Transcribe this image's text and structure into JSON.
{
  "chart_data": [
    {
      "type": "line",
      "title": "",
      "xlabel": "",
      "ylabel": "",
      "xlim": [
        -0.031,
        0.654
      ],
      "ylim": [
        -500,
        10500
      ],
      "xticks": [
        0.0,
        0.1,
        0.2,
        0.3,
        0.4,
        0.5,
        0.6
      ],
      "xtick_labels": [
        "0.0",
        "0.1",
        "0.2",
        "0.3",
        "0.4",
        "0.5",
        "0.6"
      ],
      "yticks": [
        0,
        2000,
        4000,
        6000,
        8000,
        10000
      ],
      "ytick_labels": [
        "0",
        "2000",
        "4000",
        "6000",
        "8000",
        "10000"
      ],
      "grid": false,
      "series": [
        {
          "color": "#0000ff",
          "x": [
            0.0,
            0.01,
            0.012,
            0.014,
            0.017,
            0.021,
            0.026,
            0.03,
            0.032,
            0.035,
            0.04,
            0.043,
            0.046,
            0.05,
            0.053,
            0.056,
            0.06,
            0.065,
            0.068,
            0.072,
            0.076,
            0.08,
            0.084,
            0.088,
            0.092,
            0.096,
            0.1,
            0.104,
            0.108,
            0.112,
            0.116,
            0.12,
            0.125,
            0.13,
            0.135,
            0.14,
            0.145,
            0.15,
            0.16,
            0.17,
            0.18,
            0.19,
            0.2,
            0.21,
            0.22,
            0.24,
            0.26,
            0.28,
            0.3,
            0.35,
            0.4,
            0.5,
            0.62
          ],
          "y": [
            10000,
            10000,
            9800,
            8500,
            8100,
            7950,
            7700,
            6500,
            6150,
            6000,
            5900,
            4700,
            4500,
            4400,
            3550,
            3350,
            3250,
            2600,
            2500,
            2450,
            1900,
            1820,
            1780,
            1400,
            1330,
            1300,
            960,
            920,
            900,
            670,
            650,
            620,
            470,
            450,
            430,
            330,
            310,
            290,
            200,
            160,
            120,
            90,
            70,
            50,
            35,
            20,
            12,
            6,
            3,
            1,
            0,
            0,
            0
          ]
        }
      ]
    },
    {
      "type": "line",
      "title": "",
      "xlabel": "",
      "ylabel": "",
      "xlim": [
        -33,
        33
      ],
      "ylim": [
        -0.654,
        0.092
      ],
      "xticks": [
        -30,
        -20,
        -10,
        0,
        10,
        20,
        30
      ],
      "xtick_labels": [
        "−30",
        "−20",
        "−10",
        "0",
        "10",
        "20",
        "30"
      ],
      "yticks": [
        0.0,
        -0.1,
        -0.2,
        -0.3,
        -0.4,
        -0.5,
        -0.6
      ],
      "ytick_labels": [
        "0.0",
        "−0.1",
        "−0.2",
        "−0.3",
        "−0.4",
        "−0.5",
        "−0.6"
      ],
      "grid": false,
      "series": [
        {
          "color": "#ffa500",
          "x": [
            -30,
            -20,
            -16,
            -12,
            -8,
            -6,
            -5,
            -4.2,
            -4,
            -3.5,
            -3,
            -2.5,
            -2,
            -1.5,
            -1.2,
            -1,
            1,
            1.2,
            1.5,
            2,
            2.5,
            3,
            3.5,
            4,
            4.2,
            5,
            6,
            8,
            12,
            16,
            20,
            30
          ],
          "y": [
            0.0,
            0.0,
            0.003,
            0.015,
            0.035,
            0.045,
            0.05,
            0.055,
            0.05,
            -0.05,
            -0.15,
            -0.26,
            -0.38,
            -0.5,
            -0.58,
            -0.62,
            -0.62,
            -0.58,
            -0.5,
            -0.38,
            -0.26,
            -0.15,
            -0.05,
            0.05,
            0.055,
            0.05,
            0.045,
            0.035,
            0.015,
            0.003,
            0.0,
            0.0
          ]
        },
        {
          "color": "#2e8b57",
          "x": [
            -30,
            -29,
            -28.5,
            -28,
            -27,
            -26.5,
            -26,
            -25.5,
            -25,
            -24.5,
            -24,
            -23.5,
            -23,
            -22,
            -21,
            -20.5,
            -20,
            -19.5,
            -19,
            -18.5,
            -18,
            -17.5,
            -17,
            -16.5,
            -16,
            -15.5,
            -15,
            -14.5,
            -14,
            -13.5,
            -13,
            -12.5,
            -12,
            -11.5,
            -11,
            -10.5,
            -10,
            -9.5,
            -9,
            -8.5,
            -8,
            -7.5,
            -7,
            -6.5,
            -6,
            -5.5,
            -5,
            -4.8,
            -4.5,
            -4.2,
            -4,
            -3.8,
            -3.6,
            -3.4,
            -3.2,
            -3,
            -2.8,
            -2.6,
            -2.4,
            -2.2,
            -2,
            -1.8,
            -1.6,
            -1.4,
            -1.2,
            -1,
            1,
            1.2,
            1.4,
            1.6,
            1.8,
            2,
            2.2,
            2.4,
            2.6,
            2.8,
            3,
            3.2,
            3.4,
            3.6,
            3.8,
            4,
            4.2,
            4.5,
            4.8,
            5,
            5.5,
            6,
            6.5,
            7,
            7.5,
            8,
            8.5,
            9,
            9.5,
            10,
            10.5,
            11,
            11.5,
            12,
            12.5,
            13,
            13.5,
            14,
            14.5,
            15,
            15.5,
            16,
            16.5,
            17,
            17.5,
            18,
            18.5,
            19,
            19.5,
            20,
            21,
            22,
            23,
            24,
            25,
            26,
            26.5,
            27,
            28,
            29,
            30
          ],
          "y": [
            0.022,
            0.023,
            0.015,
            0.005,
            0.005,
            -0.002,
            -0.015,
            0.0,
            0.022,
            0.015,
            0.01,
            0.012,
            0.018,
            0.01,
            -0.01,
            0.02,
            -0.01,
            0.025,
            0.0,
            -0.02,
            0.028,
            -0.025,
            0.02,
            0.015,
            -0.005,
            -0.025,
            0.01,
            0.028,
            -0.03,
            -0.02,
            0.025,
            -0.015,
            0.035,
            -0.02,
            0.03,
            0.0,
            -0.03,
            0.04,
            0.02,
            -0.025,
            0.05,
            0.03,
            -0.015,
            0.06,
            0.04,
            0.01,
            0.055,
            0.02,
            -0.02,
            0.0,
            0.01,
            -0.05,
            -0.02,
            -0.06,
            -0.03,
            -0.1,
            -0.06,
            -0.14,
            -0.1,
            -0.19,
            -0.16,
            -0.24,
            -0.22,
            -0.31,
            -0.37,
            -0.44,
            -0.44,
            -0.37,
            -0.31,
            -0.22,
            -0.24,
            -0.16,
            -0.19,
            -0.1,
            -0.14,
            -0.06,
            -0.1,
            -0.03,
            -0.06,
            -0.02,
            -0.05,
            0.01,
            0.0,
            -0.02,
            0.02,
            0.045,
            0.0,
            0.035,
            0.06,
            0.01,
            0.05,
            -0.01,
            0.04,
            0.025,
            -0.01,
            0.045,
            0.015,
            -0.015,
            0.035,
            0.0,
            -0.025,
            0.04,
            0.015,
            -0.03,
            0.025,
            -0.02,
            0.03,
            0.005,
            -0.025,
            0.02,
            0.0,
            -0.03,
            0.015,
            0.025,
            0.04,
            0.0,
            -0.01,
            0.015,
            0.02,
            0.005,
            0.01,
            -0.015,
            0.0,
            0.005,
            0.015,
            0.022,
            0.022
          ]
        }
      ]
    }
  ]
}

**Problem to work on:**
Your task is to quote all of the data word for word.

**Solution for this problem:**
Transcribe this image's text and structure into JSON.
{
  "chart_data": [
    {
      "type": "line",
      "title": "",
      "xlabel": "",
      "ylabel": "",
      "xlim": [
        -0.031,
        0.654
      ],
      "ylim": [
        -500,
        10500
      ],
      "xticks": [
        0.0,
        0.1,
        0.2,
        0.3,
        0.4,
        0.5,
        0.6
      ],
      "xtick_labels": [
        "0.0",
        "0.1",
        "0.2",
        "0.3",
        "0.4",
        "0.5",
        "0.6"
      ],
      "yticks": [
        0,
        2000,
        4000,
        6000,
        8000,
        10000
      ],
      "ytick_labels": [
        "0",
        "2000",
        "4000",
        "6000",
        "8000",
        "10000"
      ],
      "grid": false,
      "series": [
        {
          "color": "#0000ff",
          "x": [
            0.0,
            0.01,
            0.012,
            0.014,
            0.017,
            0.021,
            0.026,
            0.03,
            0.032,
            0.035,
            0.04,
            0.043,
            0.046,
            0.05,
            0.053,
            0.056,
            0.06,
            0.065,
            0.068,
            0.072,
            0.076,
            0.08,
            0.084,
            0.088,
            0.092,
            0.096,
            0.1,
            0.104,
            0.108,
            0.112,
            0.116,
            0.12,
            0.125,
            0.13,
            0.135,
            0.14,
            0.145,
            0.15,
            0.16,
            0.17,
            0.18,
            0.19,
            0.2,
            0.21,
            0.22,
            0.24,
            0.26,
            0.28,
            0.3,
            0.35,
            0.4,
            0.5,
            0.62
          ],
          "y": [
            10000,
            10000,
            9800,
            8500,
            8100,
            7950,
            7700,
            6500,
            6150,
            6000,
            5900,
            4700,
            4500,
            4400,
            3550,
            3350,
            3250,
            2600,
            2500,
            2450,
            1900,
            1820,
            1780,
            1400,
            1330,
            1300,
            960,
            920,
            900,
            670,
            650,
            620,
            470,
            450,
            430,
            330,
            310,
            290,
            200,
            160,
            120,
            90,
            70,
            50,
            35,
            20,
            12,
            6,
            3,
            1,
            0,
            0,
            0
          ]
        }
      ]
    },
    {
      "type": "line",
      "title": "",
      "xlabel": "",
      "ylabel": "",
      "xlim": [
        -33,
        33
      ],
      "ylim": [
        -0.654,
        0.092
      ],
      "xticks": [
        -30,
        -20,
        -10,
        0,
        10,
        20,
        30
      ],
      "xtick_labels": [
        "−30",
        "−20",
        "−10",
        "0",
        "10",
        "20",
        "30"
      ],
      "yticks": [
        0.0,
        -0.1,
        -0.2,
        -0.3,
        -0.4,
        -0.5,
        -0.6
      ],
      "ytick_labels": [
        "0.0",
        "−0.1",
        "−0.2",
        "−0.3",
        "−0.4",
        "−0.5",
        "−0.6"
      ],
      "grid": false,
      "series": [
        {
          "color": "#ffa500",
          "x": [
            -30,
            -20,
            -16,
            -12,
            -8,
            -6,
            -5,
            -4.2,
            -4,
            -3.5,
            -3,
            -2.5,
            -2,
            -1.5,
            -1.2,
            -1,
            1,
            1.2,
            1.5,
            2,
            2.5,
            3,
            3.5,
            4,
            4.2,
            5,
            6,
            8,
            12,
            16,
            20,
            30
          ],
          "y": [
            0.0,
            0.0,
            0.003,
            0.015,
            0.035,
            0.045,
            0.05,
            0.055,
            0.05,
            -0.05,
            -0.15,
            -0.26,
            -0.38,
            -0.5,
            -0.58,
            -0.62,
            -0.62,
            -0.58,
            -0.5,
            -0.38,
            -0.26,
            -0.15,
            -0.05,
            0.05,
            0.055,
            0.05,
            0.045,
            0.035,
            0.015,
            0.003,
            0.0,
            0.0
          ]
        },
        {
          "color": "#2e8b57",
          "x": [
            -30,
            -29,
            -28.5,
            -28,
            -27,
            -26.5,
            -26,
            -25.5,
            -25,
            -24.5,
            -24,
            -23.5,
            -23,
            -22,
            -21,
            -20.5,
            -20,
            -19.5,
            -19,
            -18.5,
            -18,
            -17.5,
            -17,
            -16.5,
            -16,
            -15.5,
            -15,
            -14.5,
            -14,
            -13.5,
            -13,
            -12.5,
            -12,
            -11.5,
            -11,
            -10.5,
            -10,
            -9.5,
            -9,
            -8.5,
            -8,
            -7.5,
            -7,
            -6.5,
            -6,
            -5.5,
            -5,
            -4.8,
            -4.5,
            -4.2,
            -4,
            -3.8,
            -3.6,
            -3.4,
            -3.2,
            -3,
            -2.8,
            -2.6,
            -2.4,
            -2.2,
            -2,
            -1.8,
            -1.6,
            -1.4,
            -1.2,
            -1,
            1,
            1.2,
            1.4,
            1.6,
            1.8,
            2,
            2.2,
            2.4,
            2.6,
            2.8,
            3,
            3.2,
            3.4,
            3.6,
            3.8,
            4,
            4.2,
            4.5,
            4.8,
            5,
            5.5,
            6,
            6.5,
            7,
            7.5,
            8,
            8.5,
            9,
            9.5,
            10,
            10.5,
            11,
            11.5,
            12,
            12.5,
            13,
            13.5,
            14,
            14.5,
            15,
            15.5,
            16,
            16.5,
            17,
            17.5,
            18,
            18.5,
            19,
            19.5,
            20,
            21,
            22,
            23,
            24,
            25,
            26,
            26.5,
            27,
            28,
            29,
            30
          ],
          "y": [
            0.022,
            0.023,
            0.015,
            0.005,
            0.005,
            -0.002,
            -0.015,
            0.0,
            0.022,
            0.015,
            0.01,
            0.012,
            0.018,
            0.01,
            -0.01,
            0.02,
            -0.01,
            0.025,
            0.0,
            -0.02,
            0.028,
            -0.025,
            0.02,
            0.015,
            -0.005,
            -0.025,
            0.01,
            0.028,
            -0.03,
            -0.02,
            0.025,
            -0.015,
            0.035,
            -0.02,
            0.03,
            0.0,
            -0.03,
            0.04,
            0.02,
            -0.025,
            0.05,
            0.03,
            -0.015,
            0.06,
            0.04,
            0.01,
            0.055,
            0.02,
            -0.02,
            0.0,
            0.01,
            -0.05,
            -0.02,
            -0.06,
            -0.03,
            -0.1,
            -0.06,
            -0.14,
            -0.1,
            -0.19,
            -0.16,
            -0.24,
            -0.22,
            -0.31,
            -0.37,
            -0.44,
            -0.44,
            -0.37,
            -0.31,
            -0.22,
            -0.24,
            -0.16,
            -0.19,
            -0.1,
            -0.14,
            -0.06,
            -0.1,
            -0.03,
            -0.06,
            -0.02,
            -0.05,
            0.01,
            0.0,
            -0.02,
            0.02,
            0.045,
            0.0,
            0.035,
            0.06,
            0.01,
            0.05,
            -0.01,
            0.04,
            0.025,
            -0.01,
            0.045,
            0.015,
            -0.015,
            0.035,
            0.0,
            -0.025,
            0.04,
            0.015,
            -0.03,
            0.025,
            -0.02,
            0.03,
            0.005,
            -0.025,
            0.02,
            0.0,
            -0.03,
            0.015,
            0.025,
            0.04,
            0.0,
            -0.01,
            0.015,
            0.02,
            0.005,
            0.01,
            -0.015,
            0.0,
            0.005,
            0.015,
            0.022,
            0.022
          ]
        }
      ]
    }
  ]
}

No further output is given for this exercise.